▶ [WHAT IS NEEDED]
Would you please repeat the data exactly as given?

▶ [PROVIDED RECORDS]
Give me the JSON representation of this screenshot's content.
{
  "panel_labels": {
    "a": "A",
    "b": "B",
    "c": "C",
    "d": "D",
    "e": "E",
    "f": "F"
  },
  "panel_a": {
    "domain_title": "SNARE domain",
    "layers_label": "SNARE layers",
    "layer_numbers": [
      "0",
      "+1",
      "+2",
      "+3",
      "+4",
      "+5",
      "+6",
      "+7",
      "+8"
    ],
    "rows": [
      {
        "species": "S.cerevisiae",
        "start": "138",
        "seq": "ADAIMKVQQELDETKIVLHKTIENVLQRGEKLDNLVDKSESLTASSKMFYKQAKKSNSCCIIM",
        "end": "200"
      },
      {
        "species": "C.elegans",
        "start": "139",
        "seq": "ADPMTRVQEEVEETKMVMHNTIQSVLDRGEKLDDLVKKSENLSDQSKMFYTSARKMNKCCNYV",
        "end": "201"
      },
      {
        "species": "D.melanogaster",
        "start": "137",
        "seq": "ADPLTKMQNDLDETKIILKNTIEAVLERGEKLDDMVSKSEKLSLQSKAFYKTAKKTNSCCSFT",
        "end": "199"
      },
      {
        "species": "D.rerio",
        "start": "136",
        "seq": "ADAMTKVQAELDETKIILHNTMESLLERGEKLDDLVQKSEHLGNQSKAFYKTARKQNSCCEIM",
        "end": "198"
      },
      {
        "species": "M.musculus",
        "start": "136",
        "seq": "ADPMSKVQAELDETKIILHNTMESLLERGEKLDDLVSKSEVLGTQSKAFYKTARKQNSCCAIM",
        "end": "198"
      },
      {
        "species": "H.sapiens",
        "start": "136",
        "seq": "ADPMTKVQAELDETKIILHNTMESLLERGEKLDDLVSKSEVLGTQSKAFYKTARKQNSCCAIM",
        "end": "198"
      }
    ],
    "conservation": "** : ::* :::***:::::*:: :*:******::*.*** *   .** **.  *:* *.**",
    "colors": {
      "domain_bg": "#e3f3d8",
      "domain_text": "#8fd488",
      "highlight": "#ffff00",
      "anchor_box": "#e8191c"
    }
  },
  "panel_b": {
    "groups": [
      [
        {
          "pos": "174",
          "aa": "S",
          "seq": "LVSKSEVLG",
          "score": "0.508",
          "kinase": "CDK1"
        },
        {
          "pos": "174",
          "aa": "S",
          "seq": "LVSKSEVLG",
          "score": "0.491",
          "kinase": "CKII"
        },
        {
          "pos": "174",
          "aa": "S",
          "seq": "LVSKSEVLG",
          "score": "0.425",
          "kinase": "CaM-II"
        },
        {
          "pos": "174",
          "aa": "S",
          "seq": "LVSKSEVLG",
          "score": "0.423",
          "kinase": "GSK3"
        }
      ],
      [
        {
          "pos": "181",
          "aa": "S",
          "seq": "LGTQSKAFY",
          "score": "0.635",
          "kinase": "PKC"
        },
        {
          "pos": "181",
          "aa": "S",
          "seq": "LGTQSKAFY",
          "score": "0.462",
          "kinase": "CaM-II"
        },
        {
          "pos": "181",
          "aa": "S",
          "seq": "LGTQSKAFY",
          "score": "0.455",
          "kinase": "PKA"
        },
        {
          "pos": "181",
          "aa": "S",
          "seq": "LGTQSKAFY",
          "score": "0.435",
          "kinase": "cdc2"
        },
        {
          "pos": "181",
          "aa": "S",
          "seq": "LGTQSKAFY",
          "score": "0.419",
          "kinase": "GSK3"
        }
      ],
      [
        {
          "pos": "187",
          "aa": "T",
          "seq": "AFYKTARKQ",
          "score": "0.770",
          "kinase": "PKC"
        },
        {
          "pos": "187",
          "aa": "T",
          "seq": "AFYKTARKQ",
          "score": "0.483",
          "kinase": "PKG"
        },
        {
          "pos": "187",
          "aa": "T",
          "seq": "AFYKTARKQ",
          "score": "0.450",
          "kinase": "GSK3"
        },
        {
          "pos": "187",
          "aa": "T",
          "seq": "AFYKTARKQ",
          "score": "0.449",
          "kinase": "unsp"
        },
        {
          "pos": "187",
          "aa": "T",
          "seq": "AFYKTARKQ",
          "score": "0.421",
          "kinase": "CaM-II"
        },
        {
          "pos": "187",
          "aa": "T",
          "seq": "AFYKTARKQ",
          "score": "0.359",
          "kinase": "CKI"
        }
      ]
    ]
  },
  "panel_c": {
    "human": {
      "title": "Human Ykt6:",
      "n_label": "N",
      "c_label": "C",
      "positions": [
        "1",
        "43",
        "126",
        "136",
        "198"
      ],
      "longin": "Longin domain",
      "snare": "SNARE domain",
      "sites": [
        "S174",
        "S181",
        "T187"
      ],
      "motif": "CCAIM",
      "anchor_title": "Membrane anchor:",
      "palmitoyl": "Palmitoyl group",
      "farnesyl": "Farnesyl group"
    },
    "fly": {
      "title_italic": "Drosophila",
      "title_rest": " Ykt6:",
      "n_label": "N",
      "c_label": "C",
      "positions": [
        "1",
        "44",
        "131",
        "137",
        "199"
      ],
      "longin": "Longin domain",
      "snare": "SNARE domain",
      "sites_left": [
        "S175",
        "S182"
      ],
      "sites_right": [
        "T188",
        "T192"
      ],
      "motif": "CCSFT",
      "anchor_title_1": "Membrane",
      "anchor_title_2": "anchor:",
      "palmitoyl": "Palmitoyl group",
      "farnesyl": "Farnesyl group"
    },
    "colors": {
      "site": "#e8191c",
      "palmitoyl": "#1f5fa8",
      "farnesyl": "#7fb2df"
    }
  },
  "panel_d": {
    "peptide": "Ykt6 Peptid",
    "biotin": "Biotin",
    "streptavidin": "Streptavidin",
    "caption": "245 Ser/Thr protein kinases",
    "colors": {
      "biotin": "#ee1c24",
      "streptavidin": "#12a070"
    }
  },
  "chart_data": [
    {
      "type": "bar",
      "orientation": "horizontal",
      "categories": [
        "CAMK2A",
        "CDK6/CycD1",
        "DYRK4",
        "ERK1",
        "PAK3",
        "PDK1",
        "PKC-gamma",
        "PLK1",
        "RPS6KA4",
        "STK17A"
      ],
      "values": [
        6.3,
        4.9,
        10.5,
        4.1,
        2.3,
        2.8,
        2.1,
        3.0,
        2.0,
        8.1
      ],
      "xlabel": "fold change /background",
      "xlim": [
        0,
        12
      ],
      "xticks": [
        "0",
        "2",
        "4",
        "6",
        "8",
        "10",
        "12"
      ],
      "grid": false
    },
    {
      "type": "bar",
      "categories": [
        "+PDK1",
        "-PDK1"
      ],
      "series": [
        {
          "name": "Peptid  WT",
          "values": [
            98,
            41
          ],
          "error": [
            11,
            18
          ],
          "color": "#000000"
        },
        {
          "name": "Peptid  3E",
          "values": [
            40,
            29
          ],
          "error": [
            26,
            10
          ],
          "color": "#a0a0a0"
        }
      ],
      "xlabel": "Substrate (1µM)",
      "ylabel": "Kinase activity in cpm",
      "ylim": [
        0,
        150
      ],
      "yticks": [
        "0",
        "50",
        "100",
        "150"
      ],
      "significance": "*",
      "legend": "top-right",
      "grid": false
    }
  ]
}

▶ [RESPONSE TO THIS EXERCISE]
Give me the JSON representation of this screenshot's content.
{
  "panel_labels": {
    "a": "A",
    "b": "B",
    "c": "C",
    "d": "D",
    "e": "E",
    "f": "F"
  },
  "panel_a": {
    "domain_title": "SNARE domain",
    "layers_label": "SNARE layers",
    "layer_numbers": [
      "0",
      "+1",
      "+2",
      "+3",
      "+4",
      "+5",
      "+6",
      "+7",
      "+8"
    ],
    "rows": [
      {
        "species": "S.cerevisiae",
        "start": "138",
        "seq": "ADAIMKVQQELDETKIVLHKTIENVLQRGEKLDNLVDKSESLTASSKMFYKQAKKSNSCCIIM",
        "end": "200"
      },
      {
        "species": "C.elegans",
        "start": "139",
        "seq": "ADPMTRVQEEVEETKMVMHNTIQSVLDRGEKLDDLVKKSENLSDQSKMFYTSARKMNKCCNYV",
        "end": "201"
      },
      {
        "species": "D.melanogaster",
        "start": "137",
        "seq": "ADPLTKMQNDLDETKIILKNTIEAVLERGEKLDDMVSKSEKLSLQSKAFYKTAKKTNSCCSFT",
        "end": "199"
      },
      {
        "species": "D.rerio",
        "start": "136",
        "seq": "ADAMTKVQAELDETKIILHNTMESLLERGEKLDDLVQKSEHLGNQSKAFYKTARKQNSCCEIM",
        "end": "198"
      },
      {
        "species": "M.musculus",
        "start": "136",
        "seq": "ADPMSKVQAELDETKIILHNTMESLLERGEKLDDLVSKSEVLGTQSKAFYKTARKQNSCCAIM",
        "end": "198"
      },
      {
        "species": "H.sapiens",
        "start": "136",
        "seq": "ADPMTKVQAELDETKIILHNTMESLLERGEKLDDLVSKSEVLGTQSKAFYKTARKQNSCCAIM",
        "end": "198"
      }
    ],
    "conservation": "** : ::* :::***:::::*:: :*:******::*.*** *   .** **.  *:* *.**",
    "colors": {
      "domain_bg": "#e3f3d8",
      "domain_text": "#8fd488",
      "highlight": "#ffff00",
      "anchor_box": "#e8191c"
    }
  },
  "panel_b": {
    "groups": [
      [
        {
          "pos": "174",
          "aa": "S",
          "seq": "LVSKSEVLG",
          "score": "0.508",
          "kinase": "CDK1"
        },
        {
          "pos": "174",
          "aa": "S",
          "seq": "LVSKSEVLG",
          "score": "0.491",
          "kinase": "CKII"
        },
        {
          "pos": "174",
          "aa": "S",
          "seq": "LVSKSEVLG",
          "score": "0.425",
          "kinase": "CaM-II"
        },
        {
          "pos": "174",
          "aa": "S",
          "seq": "LVSKSEVLG",
          "score": "0.423",
          "kinase": "GSK3"
        }
      ],
      [
        {
          "pos": "181",
          "aa": "S",
          "seq": "LGTQSKAFY",
          "score": "0.635",
          "kinase": "PKC"
        },
        {
          "pos": "181",
          "aa": "S",
          "seq": "LGTQSKAFY",
          "score": "0.462",
          "kinase": "CaM-II"
        },
        {
          "pos": "181",
          "aa": "S",
          "seq": "LGTQSKAFY",
          "score": "0.455",
          "kinase": "PKA"
        },
        {
          "pos": "181",
          "aa": "S",
          "seq": "LGTQSKAFY",
          "score": "0.435",
          "kinase": "cdc2"
        },
        {
          "pos": "181",
          "aa": "S",
          "seq": "LGTQSKAFY",
          "score": "0.419",
          "kinase": "GSK3"
        }
      ],
      [
        {
          "pos": "187",
          "aa": "T",
          "seq": "AFYKTARKQ",
          "score": "0.770",
          "kinase": "PKC"
        },
        {
          "pos": "187",
          "aa": "T",
          "seq": "AFYKTARKQ",
          "score": "0.483",
          "kinase": "PKG"
        },
        {
          "pos": "187",
          "aa": "T",
          "seq": "AFYKTARKQ",
          "score": "0.450",
          "kinase": "GSK3"
        },
        {
          "pos": "187",
          "aa": "T",
          "seq": "AFYKTARKQ",
          "score": "0.449",
          "kinase": "unsp"
        },
        {
          "pos": "187",
          "aa": "T",
          "seq": "AFYKTARKQ",
          "score": "0.421",
          "kinase": "CaM-II"
        },
        {
          "pos": "187",
          "aa": "T",
          "seq": "AFYKTARKQ",
          "score": "0.359",
          "kinase": "CKI"
        }
      ]
    ]
  },
  "panel_c": {
    "human": {
      "title": "Human Ykt6:",
      "n_label": "N",
      "c_label": "C",
      "positions": [
        "1",
        "43",
        "126",
        "136",
        "198"
      ],
      "longin": "Longin domain",
      "snare": "SNARE domain",
      "sites": [
        "S174",
        "S181",
        "T187"
      ],
      "motif": "CCAIM",
      "anchor_title": "Membrane anchor:",
      "palmitoyl": "Palmitoyl group",
      "farnesyl": "Farnesyl group"
    },
    "fly": {
      "title_italic": "Drosophila",
      "title_rest": " Ykt6:",
      "n_label": "N",
      "c_label": "C",
      "positions": [
        "1",
        "44",
        "131",
        "137",
        "199"
      ],
      "longin": "Longin domain",
      "snare": "SNARE domain",
      "sites_left": [
        "S175",
        "S182"
      ],
      "sites_right": [
        "T188",
        "T192"
      ],
      "motif": "CCSFT",
      "anchor_title_1": "Membrane",
      "anchor_title_2": "anchor:",
      "palmitoyl": "Palmitoyl group",
      "farnesyl": "Farnesyl group"
    },
    "colors": {
      "site": "#e8191c",
      "palmitoyl": "#1f5fa8",
      "farnesyl": "#7fb2df"
    }
  },
  "panel_d": {
    "peptide": "Ykt6 Peptid",
    "biotin": "Biotin",
    "streptavidin": "Streptavidin",
    "caption": "245 Ser/Thr protein kinases",
    "colors": {
      "biotin": "#ee1c24",
      "streptavidin": "#12a070"
    }
  },
  "chart_data": [
    {
      "type": "bar",
      "orientation": "horizontal",
      "categories": [
        "CAMK2A",
        "CDK6/CycD1",
        "DYRK4",
        "ERK1",
        "PAK3",
        "PDK1",
        "PKC-gamma",
        "PLK1",
        "RPS6KA4",
        "STK17A"
      ],
      "values": [
        6.3,
        4.9,
        10.5,
        4.1,
        2.3,
        2.8,
        2.1,
        3.0,
        2.0,
        8.1
      ],
      "xlabel": "fold change /background",
      "xlim": [
        0,
        12
      ],
      "xticks": [
        "0",
        "2",
        "4",
        "6",
        "8",
        "10",
        "12"
      ],
      "grid": false
    },
    {
      "type": "bar",
      "categories": [
        "+PDK1",
        "-PDK1"
      ],
      "series": [
        {
          "name": "Peptid  WT",
          "values": [
            98,
            41
          ],
          "error": [
            11,
            18
          ],
          "color": "#000000"
        },
        {
          "name": "Peptid  3E",
          "values": [
            40,
            29
          ],
          "error": [
            26,
            10
          ],
          "color": "#a0a0a0"
        }
      ],
      "xlabel": "Substrate (1µM)",
      "ylabel": "Kinase activity in cpm",
      "ylim": [
        0,
        150
      ],
      "yticks": [
        "0",
        "50",
        "100",
        "150"
      ],
      "significance": "*",
      "legend": "top-right",
      "grid": false
    }
  ]
}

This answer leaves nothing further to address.